EXERCISE MATERIAL start
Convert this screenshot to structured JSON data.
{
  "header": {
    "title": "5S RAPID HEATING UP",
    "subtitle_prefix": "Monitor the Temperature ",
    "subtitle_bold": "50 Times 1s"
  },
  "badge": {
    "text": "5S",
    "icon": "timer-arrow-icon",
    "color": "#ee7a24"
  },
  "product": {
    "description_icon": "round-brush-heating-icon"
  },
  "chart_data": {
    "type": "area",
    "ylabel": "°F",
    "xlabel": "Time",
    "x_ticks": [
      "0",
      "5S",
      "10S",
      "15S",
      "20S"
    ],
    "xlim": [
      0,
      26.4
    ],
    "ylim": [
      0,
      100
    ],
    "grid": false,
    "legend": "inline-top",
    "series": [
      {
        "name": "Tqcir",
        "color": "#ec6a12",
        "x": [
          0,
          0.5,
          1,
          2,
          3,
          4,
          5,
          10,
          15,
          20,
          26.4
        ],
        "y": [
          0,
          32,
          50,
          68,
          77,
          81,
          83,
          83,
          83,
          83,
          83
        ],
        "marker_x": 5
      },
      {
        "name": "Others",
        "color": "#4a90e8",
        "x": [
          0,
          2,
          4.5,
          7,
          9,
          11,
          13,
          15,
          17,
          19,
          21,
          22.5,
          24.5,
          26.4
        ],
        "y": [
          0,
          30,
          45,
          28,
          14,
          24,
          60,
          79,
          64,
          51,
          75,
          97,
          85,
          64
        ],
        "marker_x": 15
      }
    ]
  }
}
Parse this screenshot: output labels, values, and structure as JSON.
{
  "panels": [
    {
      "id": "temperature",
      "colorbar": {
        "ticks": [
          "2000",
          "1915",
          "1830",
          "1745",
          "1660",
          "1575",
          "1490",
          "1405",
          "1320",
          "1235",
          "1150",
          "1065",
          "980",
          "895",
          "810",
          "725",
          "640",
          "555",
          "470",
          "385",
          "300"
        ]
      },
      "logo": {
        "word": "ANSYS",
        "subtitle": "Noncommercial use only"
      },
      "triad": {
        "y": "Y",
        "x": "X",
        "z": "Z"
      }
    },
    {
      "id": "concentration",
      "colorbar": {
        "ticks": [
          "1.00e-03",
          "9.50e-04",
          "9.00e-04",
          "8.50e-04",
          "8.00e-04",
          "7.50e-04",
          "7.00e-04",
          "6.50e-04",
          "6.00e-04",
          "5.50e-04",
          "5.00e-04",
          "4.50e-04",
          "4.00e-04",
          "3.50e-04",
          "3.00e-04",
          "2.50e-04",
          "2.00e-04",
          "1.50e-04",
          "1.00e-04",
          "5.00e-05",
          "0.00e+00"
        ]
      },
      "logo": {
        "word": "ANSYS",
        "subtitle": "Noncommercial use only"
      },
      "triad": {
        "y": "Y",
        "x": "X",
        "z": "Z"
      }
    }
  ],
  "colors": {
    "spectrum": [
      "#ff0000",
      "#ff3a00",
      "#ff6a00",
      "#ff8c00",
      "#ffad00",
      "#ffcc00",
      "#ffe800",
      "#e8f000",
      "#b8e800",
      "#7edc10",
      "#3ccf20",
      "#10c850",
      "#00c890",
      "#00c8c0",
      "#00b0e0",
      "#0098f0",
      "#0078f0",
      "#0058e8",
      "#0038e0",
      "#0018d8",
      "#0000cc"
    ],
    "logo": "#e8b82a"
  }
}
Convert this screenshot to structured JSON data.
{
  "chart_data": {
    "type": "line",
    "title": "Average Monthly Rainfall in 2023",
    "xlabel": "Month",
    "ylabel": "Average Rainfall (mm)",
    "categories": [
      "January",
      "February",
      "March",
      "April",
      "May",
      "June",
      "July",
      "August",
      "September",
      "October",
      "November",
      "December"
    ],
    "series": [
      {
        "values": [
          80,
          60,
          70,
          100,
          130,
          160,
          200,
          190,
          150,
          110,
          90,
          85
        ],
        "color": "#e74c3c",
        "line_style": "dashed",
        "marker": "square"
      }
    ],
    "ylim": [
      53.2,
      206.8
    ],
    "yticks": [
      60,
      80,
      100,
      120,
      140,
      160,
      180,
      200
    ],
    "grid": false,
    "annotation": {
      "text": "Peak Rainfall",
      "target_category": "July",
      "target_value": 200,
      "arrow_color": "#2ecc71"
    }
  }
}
EXERCISE MATERIAL end
From the records above, extract every entry verbatim.

__FULL SOLUTION__
Convert this screenshot to structured JSON data.
{
  "header": {
    "title": "5S RAPID HEATING UP",
    "subtitle_prefix": "Monitor the Temperature ",
    "subtitle_bold": "50 Times 1s"
  },
  "badge": {
    "text": "5S",
    "icon": "timer-arrow-icon",
    "color": "#ee7a24"
  },
  "product": {
    "description_icon": "round-brush-heating-icon"
  },
  "chart_data": {
    "type": "area",
    "ylabel": "°F",
    "xlabel": "Time",
    "x_ticks": [
      "0",
      "5S",
      "10S",
      "15S",
      "20S"
    ],
    "xlim": [
      0,
      26.4
    ],
    "ylim": [
      0,
      100
    ],
    "grid": false,
    "legend": "inline-top",
    "series": [
      {
        "name": "Tqcir",
        "color": "#ec6a12",
        "x": [
          0,
          0.5,
          1,
          2,
          3,
          4,
          5,
          10,
          15,
          20,
          26.4
        ],
        "y": [
          0,
          32,
          50,
          68,
          77,
          81,
          83,
          83,
          83,
          83,
          83
        ],
        "marker_x": 5
      },
      {
        "name": "Others",
        "color": "#4a90e8",
        "x": [
          0,
          2,
          4.5,
          7,
          9,
          11,
          13,
          15,
          17,
          19,
          21,
          22.5,
          24.5,
          26.4
        ],
        "y": [
          0,
          30,
          45,
          28,
          14,
          24,
          60,
          79,
          64,
          51,
          75,
          97,
          85,
          64
        ],
        "marker_x": 15
      }
    ]
  }
}
Parse this screenshot: output labels, values, and structure as JSON.
{
  "panels": [
    {
      "id": "temperature",
      "colorbar": {
        "ticks": [
          "2000",
          "1915",
          "1830",
          "1745",
          "1660",
          "1575",
          "1490",
          "1405",
          "1320",
          "1235",
          "1150",
          "1065",
          "980",
          "895",
          "810",
          "725",
          "640",
          "555",
          "470",
          "385",
          "300"
        ]
      },
      "logo": {
        "word": "ANSYS",
        "subtitle": "Noncommercial use only"
      },
      "triad": {
        "y": "Y",
        "x": "X",
        "z": "Z"
      }
    },
    {
      "id": "concentration",
      "colorbar": {
        "ticks": [
          "1.00e-03",
          "9.50e-04",
          "9.00e-04",
          "8.50e-04",
          "8.00e-04",
          "7.50e-04",
          "7.00e-04",
          "6.50e-04",
          "6.00e-04",
          "5.50e-04",
          "5.00e-04",
          "4.50e-04",
          "4.00e-04",
          "3.50e-04",
          "3.00e-04",
          "2.50e-04",
          "2.00e-04",
          "1.50e-04",
          "1.00e-04",
          "5.00e-05",
          "0.00e+00"
        ]
      },
      "logo": {
        "word": "ANSYS",
        "subtitle": "Noncommercial use only"
      },
      "triad": {
        "y": "Y",
        "x": "X",
        "z": "Z"
      }
    }
  ],
  "colors": {
    "spectrum": [
      "#ff0000",
      "#ff3a00",
      "#ff6a00",
      "#ff8c00",
      "#ffad00",
      "#ffcc00",
      "#ffe800",
      "#e8f000",
      "#b8e800",
      "#7edc10",
      "#3ccf20",
      "#10c850",
      "#00c890",
      "#00c8c0",
      "#00b0e0",
      "#0098f0",
      "#0078f0",
      "#0058e8",
      "#0038e0",
      "#0018d8",
      "#0000cc"
    ],
    "logo": "#e8b82a"
  }
}
Convert this screenshot to structured JSON data.
{
  "chart_data": {
    "type": "line",
    "title": "Average Monthly Rainfall in 2023",
    "xlabel": "Month",
    "ylabel": "Average Rainfall (mm)",
    "categories": [
      "January",
      "February",
      "March",
      "April",
      "May",
      "June",
      "July",
      "August",
      "September",
      "October",
      "November",
      "December"
    ],
    "series": [
      {
        "values": [
          80,
          60,
          70,
          100,
          130,
          160,
          200,
          190,
          150,
          110,
          90,
          85
        ],
        "color": "#e74c3c",
        "line_style": "dashed",
        "marker": "square"
      }
    ],
    "ylim": [
      53.2,
      206.8
    ],
    "yticks": [
      60,
      80,
      100,
      120,
      140,
      160,
      180,
      200
    ],
    "grid": false,
    "annotation": {
      "text": "Peak Rainfall",
      "target_category": "July",
      "target_value": 200,
      "arrow_color": "#2ecc71"
    }
  }
}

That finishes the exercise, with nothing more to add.